**Work required:**
Give every line of the material again, exactly as written.

**Stored records:**
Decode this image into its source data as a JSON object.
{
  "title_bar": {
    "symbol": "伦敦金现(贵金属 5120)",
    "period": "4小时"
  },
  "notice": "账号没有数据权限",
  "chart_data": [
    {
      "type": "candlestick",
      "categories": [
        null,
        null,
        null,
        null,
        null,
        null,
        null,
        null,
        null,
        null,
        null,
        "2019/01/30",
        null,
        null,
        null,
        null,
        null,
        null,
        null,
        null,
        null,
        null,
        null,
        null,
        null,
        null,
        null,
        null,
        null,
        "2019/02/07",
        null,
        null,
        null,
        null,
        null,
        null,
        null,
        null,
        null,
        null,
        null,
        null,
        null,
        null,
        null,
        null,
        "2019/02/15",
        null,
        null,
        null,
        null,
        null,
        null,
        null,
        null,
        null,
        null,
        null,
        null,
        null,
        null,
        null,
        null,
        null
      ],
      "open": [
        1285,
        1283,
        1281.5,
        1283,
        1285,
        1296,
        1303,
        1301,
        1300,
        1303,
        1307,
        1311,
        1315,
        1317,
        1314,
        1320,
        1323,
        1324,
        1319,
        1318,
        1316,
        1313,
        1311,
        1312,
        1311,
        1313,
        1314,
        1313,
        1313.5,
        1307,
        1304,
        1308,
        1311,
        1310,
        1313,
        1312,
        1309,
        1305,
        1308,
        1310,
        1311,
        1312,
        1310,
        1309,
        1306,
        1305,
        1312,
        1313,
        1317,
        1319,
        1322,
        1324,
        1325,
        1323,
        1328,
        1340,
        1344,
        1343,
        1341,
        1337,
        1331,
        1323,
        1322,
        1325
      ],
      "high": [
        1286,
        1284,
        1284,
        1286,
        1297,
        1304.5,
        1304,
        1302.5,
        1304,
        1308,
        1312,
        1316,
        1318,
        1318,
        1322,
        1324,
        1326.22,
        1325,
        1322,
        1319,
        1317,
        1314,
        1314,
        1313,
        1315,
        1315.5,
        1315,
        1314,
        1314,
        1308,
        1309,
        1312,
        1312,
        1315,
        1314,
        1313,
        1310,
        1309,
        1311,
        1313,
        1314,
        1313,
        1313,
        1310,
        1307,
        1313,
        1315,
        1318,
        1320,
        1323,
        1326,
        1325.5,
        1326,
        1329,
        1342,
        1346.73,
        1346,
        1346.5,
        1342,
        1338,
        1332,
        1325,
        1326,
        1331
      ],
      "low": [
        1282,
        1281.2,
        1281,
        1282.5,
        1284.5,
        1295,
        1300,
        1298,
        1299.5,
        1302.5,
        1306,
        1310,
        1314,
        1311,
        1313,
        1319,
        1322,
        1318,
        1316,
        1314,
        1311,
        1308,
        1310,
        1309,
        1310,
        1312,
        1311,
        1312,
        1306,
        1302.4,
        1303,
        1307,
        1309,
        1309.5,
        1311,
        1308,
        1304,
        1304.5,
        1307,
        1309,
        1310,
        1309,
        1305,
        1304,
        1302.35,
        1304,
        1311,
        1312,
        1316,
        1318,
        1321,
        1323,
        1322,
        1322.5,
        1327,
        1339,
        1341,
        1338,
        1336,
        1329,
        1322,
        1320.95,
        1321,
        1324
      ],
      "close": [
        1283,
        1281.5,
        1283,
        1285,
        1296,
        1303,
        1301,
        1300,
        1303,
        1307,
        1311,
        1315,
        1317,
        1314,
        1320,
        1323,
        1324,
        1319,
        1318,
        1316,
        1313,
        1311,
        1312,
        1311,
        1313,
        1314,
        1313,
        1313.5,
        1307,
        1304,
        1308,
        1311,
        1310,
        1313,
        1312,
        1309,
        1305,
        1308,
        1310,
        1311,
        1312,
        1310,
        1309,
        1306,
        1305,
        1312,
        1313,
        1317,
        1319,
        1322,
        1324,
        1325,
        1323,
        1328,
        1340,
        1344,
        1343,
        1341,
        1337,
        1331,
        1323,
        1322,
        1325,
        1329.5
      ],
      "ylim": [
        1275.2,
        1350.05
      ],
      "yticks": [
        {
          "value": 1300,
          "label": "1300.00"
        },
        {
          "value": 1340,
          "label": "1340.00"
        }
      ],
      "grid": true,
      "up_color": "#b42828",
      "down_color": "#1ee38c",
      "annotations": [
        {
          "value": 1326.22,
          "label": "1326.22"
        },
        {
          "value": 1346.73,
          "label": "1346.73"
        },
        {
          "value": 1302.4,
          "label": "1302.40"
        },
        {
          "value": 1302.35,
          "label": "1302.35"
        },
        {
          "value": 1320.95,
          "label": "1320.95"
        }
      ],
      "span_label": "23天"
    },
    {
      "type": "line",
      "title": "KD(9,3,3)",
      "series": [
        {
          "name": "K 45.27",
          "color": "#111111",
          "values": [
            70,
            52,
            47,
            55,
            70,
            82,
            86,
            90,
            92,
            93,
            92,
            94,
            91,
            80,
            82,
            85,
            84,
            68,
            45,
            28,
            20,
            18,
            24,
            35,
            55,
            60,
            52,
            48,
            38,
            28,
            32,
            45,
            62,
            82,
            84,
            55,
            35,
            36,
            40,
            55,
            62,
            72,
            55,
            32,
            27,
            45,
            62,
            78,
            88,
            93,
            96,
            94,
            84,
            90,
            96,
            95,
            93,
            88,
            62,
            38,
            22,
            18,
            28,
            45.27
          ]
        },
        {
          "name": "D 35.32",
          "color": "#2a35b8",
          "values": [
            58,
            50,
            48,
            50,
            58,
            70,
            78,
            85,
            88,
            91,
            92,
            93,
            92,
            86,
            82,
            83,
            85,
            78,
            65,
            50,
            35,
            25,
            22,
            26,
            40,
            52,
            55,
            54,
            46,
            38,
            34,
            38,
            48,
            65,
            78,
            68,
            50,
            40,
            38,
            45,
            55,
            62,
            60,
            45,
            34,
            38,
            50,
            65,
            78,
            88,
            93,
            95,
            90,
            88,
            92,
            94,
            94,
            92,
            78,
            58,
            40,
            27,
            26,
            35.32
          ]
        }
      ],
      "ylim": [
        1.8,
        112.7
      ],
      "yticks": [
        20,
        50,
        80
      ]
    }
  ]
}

**Response to the exercise:**
Decode this image into its source data as a JSON object.
{
  "title_bar": {
    "symbol": "伦敦金现(贵金属 5120)",
    "period": "4小时"
  },
  "notice": "账号没有数据权限",
  "chart_data": [
    {
      "type": "candlestick",
      "categories": [
        null,
        null,
        null,
        null,
        null,
        null,
        null,
        null,
        null,
        null,
        null,
        "2019/01/30",
        null,
        null,
        null,
        null,
        null,
        null,
        null,
        null,
        null,
        null,
        null,
        null,
        null,
        null,
        null,
        null,
        null,
        "2019/02/07",
        null,
        null,
        null,
        null,
        null,
        null,
        null,
        null,
        null,
        null,
        null,
        null,
        null,
        null,
        null,
        null,
        "2019/02/15",
        null,
        null,
        null,
        null,
        null,
        null,
        null,
        null,
        null,
        null,
        null,
        null,
        null,
        null,
        null,
        null,
        null
      ],
      "open": [
        1285,
        1283,
        1281.5,
        1283,
        1285,
        1296,
        1303,
        1301,
        1300,
        1303,
        1307,
        1311,
        1315,
        1317,
        1314,
        1320,
        1323,
        1324,
        1319,
        1318,
        1316,
        1313,
        1311,
        1312,
        1311,
        1313,
        1314,
        1313,
        1313.5,
        1307,
        1304,
        1308,
        1311,
        1310,
        1313,
        1312,
        1309,
        1305,
        1308,
        1310,
        1311,
        1312,
        1310,
        1309,
        1306,
        1305,
        1312,
        1313,
        1317,
        1319,
        1322,
        1324,
        1325,
        1323,
        1328,
        1340,
        1344,
        1343,
        1341,
        1337,
        1331,
        1323,
        1322,
        1325
      ],
      "high": [
        1286,
        1284,
        1284,
        1286,
        1297,
        1304.5,
        1304,
        1302.5,
        1304,
        1308,
        1312,
        1316,
        1318,
        1318,
        1322,
        1324,
        1326.22,
        1325,
        1322,
        1319,
        1317,
        1314,
        1314,
        1313,
        1315,
        1315.5,
        1315,
        1314,
        1314,
        1308,
        1309,
        1312,
        1312,
        1315,
        1314,
        1313,
        1310,
        1309,
        1311,
        1313,
        1314,
        1313,
        1313,
        1310,
        1307,
        1313,
        1315,
        1318,
        1320,
        1323,
        1326,
        1325.5,
        1326,
        1329,
        1342,
        1346.73,
        1346,
        1346.5,
        1342,
        1338,
        1332,
        1325,
        1326,
        1331
      ],
      "low": [
        1282,
        1281.2,
        1281,
        1282.5,
        1284.5,
        1295,
        1300,
        1298,
        1299.5,
        1302.5,
        1306,
        1310,
        1314,
        1311,
        1313,
        1319,
        1322,
        1318,
        1316,
        1314,
        1311,
        1308,
        1310,
        1309,
        1310,
        1312,
        1311,
        1312,
        1306,
        1302.4,
        1303,
        1307,
        1309,
        1309.5,
        1311,
        1308,
        1304,
        1304.5,
        1307,
        1309,
        1310,
        1309,
        1305,
        1304,
        1302.35,
        1304,
        1311,
        1312,
        1316,
        1318,
        1321,
        1323,
        1322,
        1322.5,
        1327,
        1339,
        1341,
        1338,
        1336,
        1329,
        1322,
        1320.95,
        1321,
        1324
      ],
      "close": [
        1283,
        1281.5,
        1283,
        1285,
        1296,
        1303,
        1301,
        1300,
        1303,
        1307,
        1311,
        1315,
        1317,
        1314,
        1320,
        1323,
        1324,
        1319,
        1318,
        1316,
        1313,
        1311,
        1312,
        1311,
        1313,
        1314,
        1313,
        1313.5,
        1307,
        1304,
        1308,
        1311,
        1310,
        1313,
        1312,
        1309,
        1305,
        1308,
        1310,
        1311,
        1312,
        1310,
        1309,
        1306,
        1305,
        1312,
        1313,
        1317,
        1319,
        1322,
        1324,
        1325,
        1323,
        1328,
        1340,
        1344,
        1343,
        1341,
        1337,
        1331,
        1323,
        1322,
        1325,
        1329.5
      ],
      "ylim": [
        1275.2,
        1350.05
      ],
      "yticks": [
        {
          "value": 1300,
          "label": "1300.00"
        },
        {
          "value": 1340,
          "label": "1340.00"
        }
      ],
      "grid": true,
      "up_color": "#b42828",
      "down_color": "#1ee38c",
      "annotations": [
        {
          "value": 1326.22,
          "label": "1326.22"
        },
        {
          "value": 1346.73,
          "label": "1346.73"
        },
        {
          "value": 1302.4,
          "label": "1302.40"
        },
        {
          "value": 1302.35,
          "label": "1302.35"
        },
        {
          "value": 1320.95,
          "label": "1320.95"
        }
      ],
      "span_label": "23天"
    },
    {
      "type": "line",
      "title": "KD(9,3,3)",
      "series": [
        {
          "name": "K 45.27",
          "color": "#111111",
          "values": [
            70,
            52,
            47,
            55,
            70,
            82,
            86,
            90,
            92,
            93,
            92,
            94,
            91,
            80,
            82,
            85,
            84,
            68,
            45,
            28,
            20,
            18,
            24,
            35,
            55,
            60,
            52,
            48,
            38,
            28,
            32,
            45,
            62,
            82,
            84,
            55,
            35,
            36,
            40,
            55,
            62,
            72,
            55,
            32,
            27,
            45,
            62,
            78,
            88,
            93,
            96,
            94,
            84,
            90,
            96,
            95,
            93,
            88,
            62,
            38,
            22,
            18,
            28,
            45.27
          ]
        },
        {
          "name": "D 35.32",
          "color": "#2a35b8",
          "values": [
            58,
            50,
            48,
            50,
            58,
            70,
            78,
            85,
            88,
            91,
            92,
            93,
            92,
            86,
            82,
            83,
            85,
            78,
            65,
            50,
            35,
            25,
            22,
            26,
            40,
            52,
            55,
            54,
            46,
            38,
            34,
            38,
            48,
            65,
            78,
            68,
            50,
            40,
            38,
            45,
            55,
            62,
            60,
            45,
            34,
            38,
            50,
            65,
            78,
            88,
            93,
            95,
            90,
            88,
            92,
            94,
            94,
            92,
            78,
            58,
            40,
            27,
            26,
            35.32
          ]
        }
      ],
      "ylim": [
        1.8,
        112.7
      ],
      "yticks": [
        20,
        50,
        80
      ]
    }
  ]
}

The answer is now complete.